## Data supplied
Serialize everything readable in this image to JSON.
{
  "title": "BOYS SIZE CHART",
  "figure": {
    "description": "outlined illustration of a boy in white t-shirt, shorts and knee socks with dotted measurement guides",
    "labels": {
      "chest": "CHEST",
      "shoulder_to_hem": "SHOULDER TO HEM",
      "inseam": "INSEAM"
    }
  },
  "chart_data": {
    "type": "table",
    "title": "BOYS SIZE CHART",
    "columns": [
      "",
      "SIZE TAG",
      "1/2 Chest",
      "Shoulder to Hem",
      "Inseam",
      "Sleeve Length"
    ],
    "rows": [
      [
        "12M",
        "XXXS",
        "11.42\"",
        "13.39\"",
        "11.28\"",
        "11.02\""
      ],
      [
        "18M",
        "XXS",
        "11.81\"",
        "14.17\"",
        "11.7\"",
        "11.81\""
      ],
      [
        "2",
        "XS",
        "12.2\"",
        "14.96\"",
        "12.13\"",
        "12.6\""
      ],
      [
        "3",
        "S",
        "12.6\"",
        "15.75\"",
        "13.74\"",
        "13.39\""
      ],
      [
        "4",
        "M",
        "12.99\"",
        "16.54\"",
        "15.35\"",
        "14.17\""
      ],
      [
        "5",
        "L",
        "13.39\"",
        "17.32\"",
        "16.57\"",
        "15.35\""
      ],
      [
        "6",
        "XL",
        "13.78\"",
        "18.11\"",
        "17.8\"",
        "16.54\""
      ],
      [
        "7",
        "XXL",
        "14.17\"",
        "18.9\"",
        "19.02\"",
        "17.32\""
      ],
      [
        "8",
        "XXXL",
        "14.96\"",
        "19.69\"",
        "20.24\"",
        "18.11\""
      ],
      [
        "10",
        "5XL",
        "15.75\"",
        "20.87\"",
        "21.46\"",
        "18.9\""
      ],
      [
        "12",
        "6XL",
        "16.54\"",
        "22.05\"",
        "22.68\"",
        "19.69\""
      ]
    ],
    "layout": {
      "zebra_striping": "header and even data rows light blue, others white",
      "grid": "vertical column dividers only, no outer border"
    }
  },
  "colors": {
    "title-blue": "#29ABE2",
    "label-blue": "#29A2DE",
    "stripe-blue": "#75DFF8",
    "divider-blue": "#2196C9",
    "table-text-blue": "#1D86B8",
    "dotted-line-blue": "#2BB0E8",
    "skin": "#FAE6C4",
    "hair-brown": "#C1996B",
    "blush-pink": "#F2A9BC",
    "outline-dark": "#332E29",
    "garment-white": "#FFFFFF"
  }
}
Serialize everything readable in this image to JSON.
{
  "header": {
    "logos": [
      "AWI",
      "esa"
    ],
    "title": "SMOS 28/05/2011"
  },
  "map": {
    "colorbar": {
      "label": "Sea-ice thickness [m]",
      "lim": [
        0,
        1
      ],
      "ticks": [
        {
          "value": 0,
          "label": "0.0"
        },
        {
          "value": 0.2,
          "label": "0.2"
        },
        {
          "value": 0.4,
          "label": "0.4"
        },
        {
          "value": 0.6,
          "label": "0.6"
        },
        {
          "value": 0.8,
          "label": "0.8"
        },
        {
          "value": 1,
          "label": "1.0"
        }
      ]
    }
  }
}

## Task to carry out
Write every record out again, unaltered.

## Correct output
Serialize everything readable in this image to JSON.
{
  "title": "BOYS SIZE CHART",
  "figure": {
    "description": "outlined illustration of a boy in white t-shirt, shorts and knee socks with dotted measurement guides",
    "labels": {
      "chest": "CHEST",
      "shoulder_to_hem": "SHOULDER TO HEM",
      "inseam": "INSEAM"
    }
  },
  "chart_data": {
    "type": "table",
    "title": "BOYS SIZE CHART",
    "columns": [
      "",
      "SIZE TAG",
      "1/2 Chest",
      "Shoulder to Hem",
      "Inseam",
      "Sleeve Length"
    ],
    "rows": [
      [
        "12M",
        "XXXS",
        "11.42\"",
        "13.39\"",
        "11.28\"",
        "11.02\""
      ],
      [
        "18M",
        "XXS",
        "11.81\"",
        "14.17\"",
        "11.7\"",
        "11.81\""
      ],
      [
        "2",
        "XS",
        "12.2\"",
        "14.96\"",
        "12.13\"",
        "12.6\""
      ],
      [
        "3",
        "S",
        "12.6\"",
        "15.75\"",
        "13.74\"",
        "13.39\""
      ],
      [
        "4",
        "M",
        "12.99\"",
        "16.54\"",
        "15.35\"",
        "14.17\""
      ],
      [
        "5",
        "L",
        "13.39\"",
        "17.32\"",
        "16.57\"",
        "15.35\""
      ],
      [
        "6",
        "XL",
        "13.78\"",
        "18.11\"",
        "17.8\"",
        "16.54\""
      ],
      [
        "7",
        "XXL",
        "14.17\"",
        "18.9\"",
        "19.02\"",
        "17.32\""
      ],
      [
        "8",
        "XXXL",
        "14.96\"",
        "19.69\"",
        "20.24\"",
        "18.11\""
      ],
      [
        "10",
        "5XL",
        "15.75\"",
        "20.87\"",
        "21.46\"",
        "18.9\""
      ],
      [
        "12",
        "6XL",
        "16.54\"",
        "22.05\"",
        "22.68\"",
        "19.69\""
      ]
    ],
    "layout": {
      "zebra_striping": "header and even data rows light blue, others white",
      "grid": "vertical column dividers only, no outer border"
    }
  },
  "colors": {
    "title-blue": "#29ABE2",
    "label-blue": "#29A2DE",
    "stripe-blue": "#75DFF8",
    "divider-blue": "#2196C9",
    "table-text-blue": "#1D86B8",
    "dotted-line-blue": "#2BB0E8",
    "skin": "#FAE6C4",
    "hair-brown": "#C1996B",
    "blush-pink": "#F2A9BC",
    "outline-dark": "#332E29",
    "garment-white": "#FFFFFF"
  }
}
Serialize everything readable in this image to JSON.
{
  "header": {
    "logos": [
      "AWI",
      "esa"
    ],
    "title": "SMOS 28/05/2011"
  },
  "map": {
    "colorbar": {
      "label": "Sea-ice thickness [m]",
      "lim": [
        0,
        1
      ],
      "ticks": [
        {
          "value": 0,
          "label": "0.0"
        },
        {
          "value": 0.2,
          "label": "0.2"
        },
        {
          "value": 0.4,
          "label": "0.4"
        },
        {
          "value": 0.6,
          "label": "0.6"
        },
        {
          "value": 0.8,
          "label": "0.8"
        },
        {
          "value": 1,
          "label": "1.0"
        }
      ]
    }
  }
}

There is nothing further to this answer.